• Required task: Would you transcribe the whole listing exactly, minus its pictures?

Excerpts from a figure dataset
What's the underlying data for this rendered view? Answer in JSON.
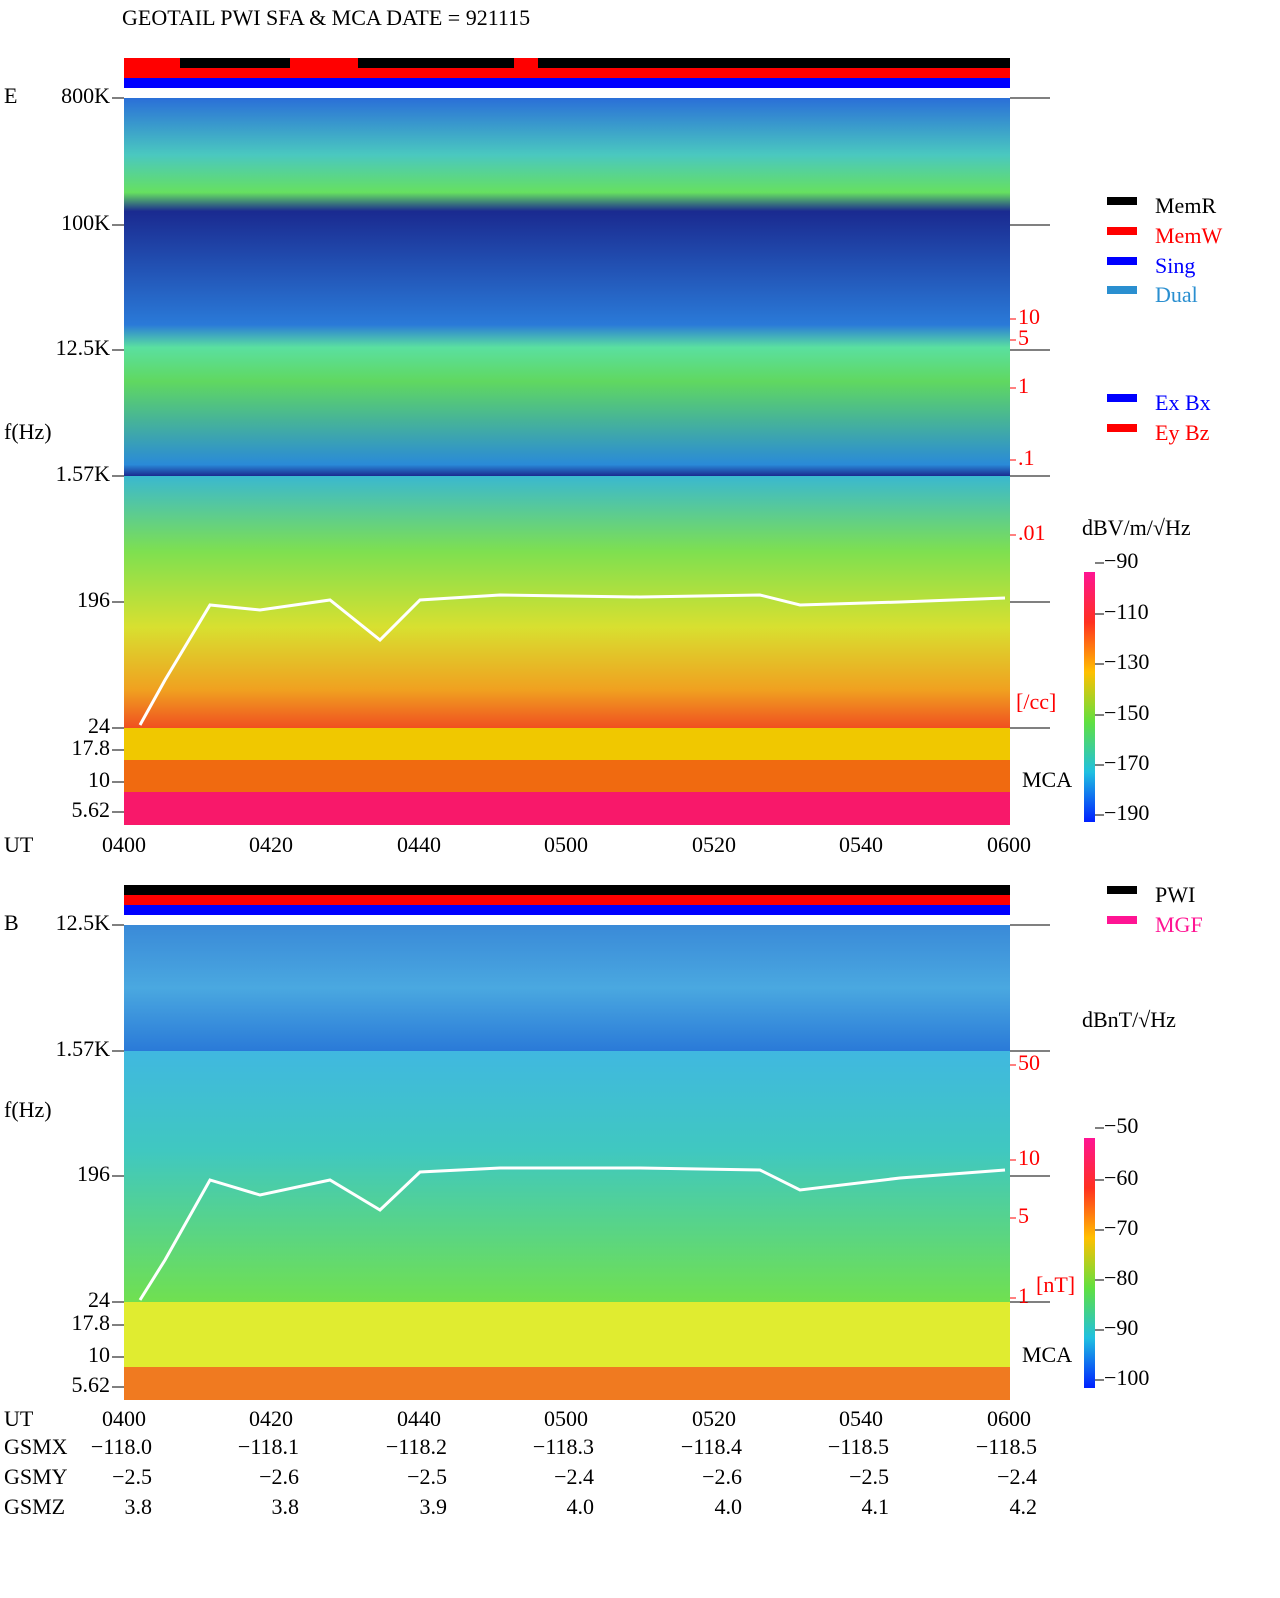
{
  "title": "GEOTAIL  PWI SFA & MCA   DATE = 921115",
  "panels": [
    {
      "label": "E",
      "y_axis_label": "f(Hz)",
      "freq_ticks": [
        "800K",
        "100K",
        "12.5K",
        "1.57K",
        "196",
        "24",
        "17.8",
        "10",
        "5.62"
      ],
      "x_axis_label": "UT",
      "time_ticks": [
        "0400",
        "0420",
        "0440",
        "0500",
        "0520",
        "0540",
        "0600"
      ],
      "density_ticks": [
        "10",
        "5",
        "1",
        ".1",
        ".01"
      ],
      "density_unit": "[/cc]",
      "mca_label": "MCA",
      "legends": [
        {
          "name": "MemR",
          "color": "#000000"
        },
        {
          "name": "MemW",
          "color": "#ff0000"
        },
        {
          "name": "Sing",
          "color": "#0000ff"
        },
        {
          "name": "Dual",
          "color": "#2a8fd0"
        },
        {
          "name": "Ex Bx",
          "color": "#0000ff"
        },
        {
          "name": "Ey Bz",
          "color": "#ff0000"
        }
      ],
      "colorbar": {
        "unit": "dBV/m/√Hz",
        "ticks": [
          "−90",
          "−110",
          "−130",
          "−150",
          "−170",
          "−190"
        ]
      }
    },
    {
      "label": "B",
      "y_axis_label": "f(Hz)",
      "freq_ticks": [
        "12.5K",
        "1.57K",
        "196",
        "24",
        "17.8",
        "10",
        "5.62"
      ],
      "x_axis_label": "UT",
      "time_ticks": [
        "0400",
        "0420",
        "0440",
        "0500",
        "0520",
        "0540",
        "0600"
      ],
      "density_ticks": [
        "50",
        "10",
        "5",
        "1"
      ],
      "density_unit": "[nT]",
      "mca_label": "MCA",
      "legends": [
        {
          "name": "PWI",
          "color": "#000000"
        },
        {
          "name": "MGF",
          "color": "#ff1493"
        }
      ],
      "colorbar": {
        "unit": "dBnT/√Hz",
        "ticks": [
          "−50",
          "−60",
          "−70",
          "−80",
          "−90",
          "−100"
        ]
      }
    }
  ],
  "orbit": {
    "rows": [
      {
        "label": "GSMX",
        "values": [
          "−118.0",
          "−118.1",
          "−118.2",
          "−118.3",
          "−118.4",
          "−118.5",
          "−118.5"
        ]
      },
      {
        "label": "GSMY",
        "values": [
          "−2.5",
          "−2.6",
          "−2.5",
          "−2.4",
          "−2.6",
          "−2.5",
          "−2.4"
        ]
      },
      {
        "label": "GSMZ",
        "values": [
          "3.8",
          "3.8",
          "3.9",
          "4.0",
          "4.0",
          "4.1",
          "4.2"
        ]
      }
    ]
  }
}
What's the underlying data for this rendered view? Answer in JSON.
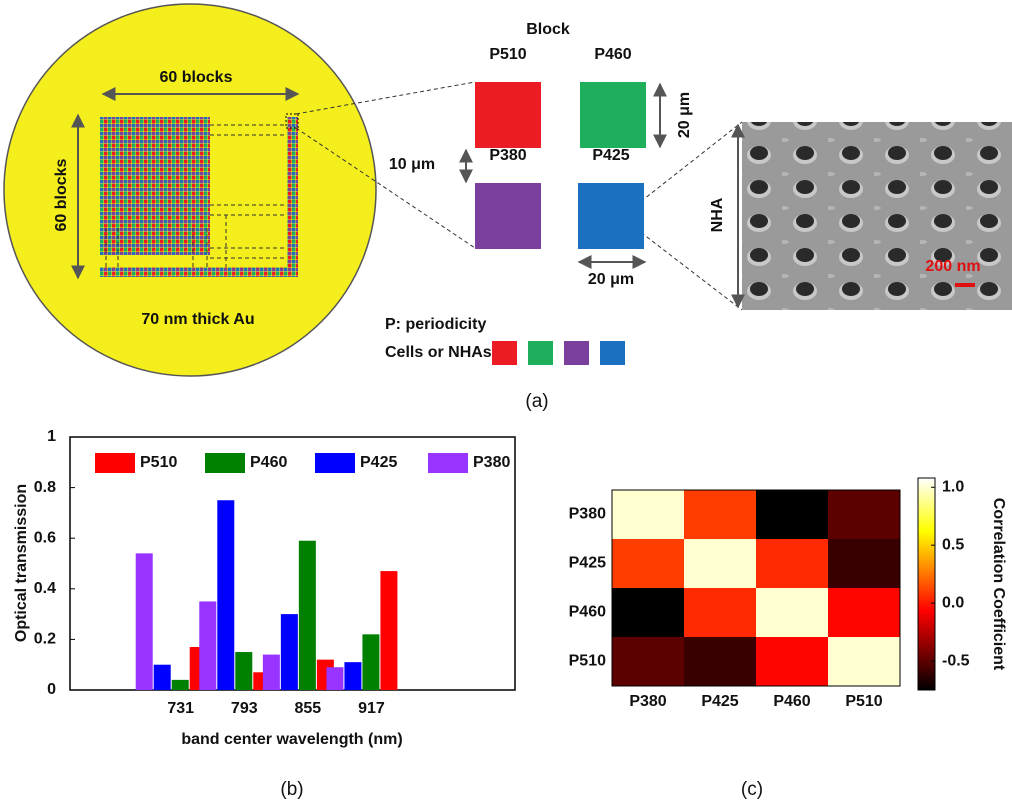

• Exercise output:
What's the underlying data for this rendered view? Answer in JSON.
{
  "title": "GEOTAIL  PWI SFA & MCA   DATE = 921115",
  "panels": [
    {
      "label": "E",
      "y_axis_label": "f(Hz)",
      "freq_ticks": [
        "800K",
        "100K",
        "12.5K",
        "1.57K",
        "196",
        "24",
        "17.8",
        "10",
        "5.62"
      ],
      "x_axis_label": "UT",
      "time_ticks": [
        "0400",
        "0420",
        "0440",
        "0500",
        "0520",
        "0540",
        "0600"
      ],
      "density_ticks": [
        "10",
        "5",
        "1",
        ".1",
        ".01"
      ],
      "density_unit": "[/cc]",
      "mca_label": "MCA",
      "legends": [
        {
          "name": "MemR",
          "color": "#000000"
        },
        {
          "name": "MemW",
          "color": "#ff0000"
        },
        {
          "name": "Sing",
          "color": "#0000ff"
        },
        {
          "name": "Dual",
          "color": "#2a8fd0"
        },
        {
          "name": "Ex Bx",
          "color": "#0000ff"
        },
        {
          "name": "Ey Bz",
          "color": "#ff0000"
        }
      ],
      "colorbar": {
        "unit": "dBV/m/√Hz",
        "ticks": [
          "−90",
          "−110",
          "−130",
          "−150",
          "−170",
          "−190"
        ]
      }
    },
    {
      "label": "B",
      "y_axis_label": "f(Hz)",
      "freq_ticks": [
        "12.5K",
        "1.57K",
        "196",
        "24",
        "17.8",
        "10",
        "5.62"
      ],
      "x_axis_label": "UT",
      "time_ticks": [
        "0400",
        "0420",
        "0440",
        "0500",
        "0520",
        "0540",
        "0600"
      ],
      "density_ticks": [
        "50",
        "10",
        "5",
        "1"
      ],
      "density_unit": "[nT]",
      "mca_label": "MCA",
      "legends": [
        {
          "name": "PWI",
          "color": "#000000"
        },
        {
          "name": "MGF",
          "color": "#ff1493"
        }
      ],
      "colorbar": {
        "unit": "dBnT/√Hz",
        "ticks": [
          "−50",
          "−60",
          "−70",
          "−80",
          "−90",
          "−100"
        ]
      }
    }
  ],
  "orbit": {
    "rows": [
      {
        "label": "GSMX",
        "values": [
          "−118.0",
          "−118.1",
          "−118.2",
          "−118.3",
          "−118.4",
          "−118.5",
          "−118.5"
        ]
      },
      {
        "label": "GSMY",
        "values": [
          "−2.5",
          "−2.6",
          "−2.5",
          "−2.4",
          "−2.6",
          "−2.5",
          "−2.4"
        ]
      },
      {
        "label": "GSMZ",
        "values": [
          "3.8",
          "3.8",
          "3.9",
          "4.0",
          "4.0",
          "4.1",
          "4.2"
        ]
      }
    ]
  }
}
What's the underlying data for this rendered view? Answer in JSON.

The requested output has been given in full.